_Text section_:
# Mating season



## Whitefeather (Sep 2, 2002)

Terry,
How long does this abusive behavior go on with the male mallards?

This morning I heard Daisy carrying on & Chuck thought she was just talking. I told him no, that's her distress quack. Sure enough I looked out & there were *8 males* attempting to fly up to the yard. I spent 30+ minutes keeping them at bay. I might add, I was successful. I may have looked silly but got the job done. Daisy was able to eat in peace. 

There is another female that hasn't found her way to our yard as yet.  
She had a terrible time yesterday across the lake. 
It just makes me sick to my stomach. 
The season can't end soon enough. 

Cindy


----------



## stach_n_flash (Mar 15, 2006)

poor duck 

well hopfully it can find your house (paradise)


----------



## Skyeking (Jan 17, 2003)

_Work to do_:
A - Give every username that heads a post in the mating season thread.
B - Resume the mating season thread from its final line.
The listing after this point is not needed for the tasks.

_Records supplied_:
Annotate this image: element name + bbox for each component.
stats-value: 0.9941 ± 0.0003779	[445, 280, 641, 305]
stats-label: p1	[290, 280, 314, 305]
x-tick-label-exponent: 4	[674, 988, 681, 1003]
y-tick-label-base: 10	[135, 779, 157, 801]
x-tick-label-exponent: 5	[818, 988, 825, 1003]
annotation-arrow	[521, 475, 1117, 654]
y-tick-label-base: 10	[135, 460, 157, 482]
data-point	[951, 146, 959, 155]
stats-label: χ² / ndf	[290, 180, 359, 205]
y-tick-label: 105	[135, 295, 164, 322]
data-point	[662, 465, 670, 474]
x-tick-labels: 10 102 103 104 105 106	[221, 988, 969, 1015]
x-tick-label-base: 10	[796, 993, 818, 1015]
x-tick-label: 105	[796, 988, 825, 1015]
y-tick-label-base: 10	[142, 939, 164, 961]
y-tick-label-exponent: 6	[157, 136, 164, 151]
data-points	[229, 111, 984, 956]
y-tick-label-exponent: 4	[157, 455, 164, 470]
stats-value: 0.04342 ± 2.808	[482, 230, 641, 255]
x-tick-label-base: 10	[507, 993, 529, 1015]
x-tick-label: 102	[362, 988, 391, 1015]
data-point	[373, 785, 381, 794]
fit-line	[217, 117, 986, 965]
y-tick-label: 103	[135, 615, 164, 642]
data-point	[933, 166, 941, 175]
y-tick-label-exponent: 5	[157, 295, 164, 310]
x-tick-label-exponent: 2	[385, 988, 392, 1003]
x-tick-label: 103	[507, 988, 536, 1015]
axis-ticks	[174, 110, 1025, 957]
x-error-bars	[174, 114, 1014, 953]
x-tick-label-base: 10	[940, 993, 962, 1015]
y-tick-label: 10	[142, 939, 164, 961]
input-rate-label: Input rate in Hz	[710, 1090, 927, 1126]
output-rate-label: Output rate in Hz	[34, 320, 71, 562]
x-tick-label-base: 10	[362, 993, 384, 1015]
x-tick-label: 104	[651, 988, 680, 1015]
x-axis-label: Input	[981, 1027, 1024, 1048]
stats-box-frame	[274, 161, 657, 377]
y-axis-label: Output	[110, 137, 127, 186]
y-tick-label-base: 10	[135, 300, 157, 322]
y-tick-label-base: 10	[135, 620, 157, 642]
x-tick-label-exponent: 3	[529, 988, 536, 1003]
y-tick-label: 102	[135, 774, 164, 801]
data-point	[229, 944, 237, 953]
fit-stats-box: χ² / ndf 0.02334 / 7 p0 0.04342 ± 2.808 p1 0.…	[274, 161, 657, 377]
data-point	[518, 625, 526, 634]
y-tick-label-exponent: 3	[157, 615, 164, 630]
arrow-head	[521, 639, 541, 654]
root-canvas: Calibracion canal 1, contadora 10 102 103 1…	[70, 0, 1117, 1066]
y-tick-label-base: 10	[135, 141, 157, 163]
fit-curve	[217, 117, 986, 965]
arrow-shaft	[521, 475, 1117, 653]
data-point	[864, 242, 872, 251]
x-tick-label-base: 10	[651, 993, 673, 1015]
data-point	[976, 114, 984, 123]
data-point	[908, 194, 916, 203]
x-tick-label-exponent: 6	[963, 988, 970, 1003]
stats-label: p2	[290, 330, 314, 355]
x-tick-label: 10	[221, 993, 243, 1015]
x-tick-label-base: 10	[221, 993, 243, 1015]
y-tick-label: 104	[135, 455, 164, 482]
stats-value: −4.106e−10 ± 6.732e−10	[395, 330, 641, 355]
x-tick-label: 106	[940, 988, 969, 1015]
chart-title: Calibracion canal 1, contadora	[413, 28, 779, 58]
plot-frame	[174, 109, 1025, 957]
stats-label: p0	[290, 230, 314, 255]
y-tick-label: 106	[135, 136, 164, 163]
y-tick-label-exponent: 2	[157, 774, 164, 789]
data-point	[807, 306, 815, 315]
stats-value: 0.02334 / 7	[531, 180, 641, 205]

_Answers_:
A - Whitefeather, stach_n_flash, Skyeking

B -
Cindy,

I was curious myself, as to when the "harrasment" ends.  It seems such a terrible time for the female ducks.

I'm glad you are there to protect Daisy. What would life be like for her without your help. I shudder to think.  I hope the other little duck lady finds your protective yard too.

Is this kind of behavior exagerated because the ratio of females to males is way down or would this happen regardless....I wonder  ?


----------



## TAWhatley (Mar 6, 2001)

Well, they are still going strong here too. It usually slows down by the end of May around here.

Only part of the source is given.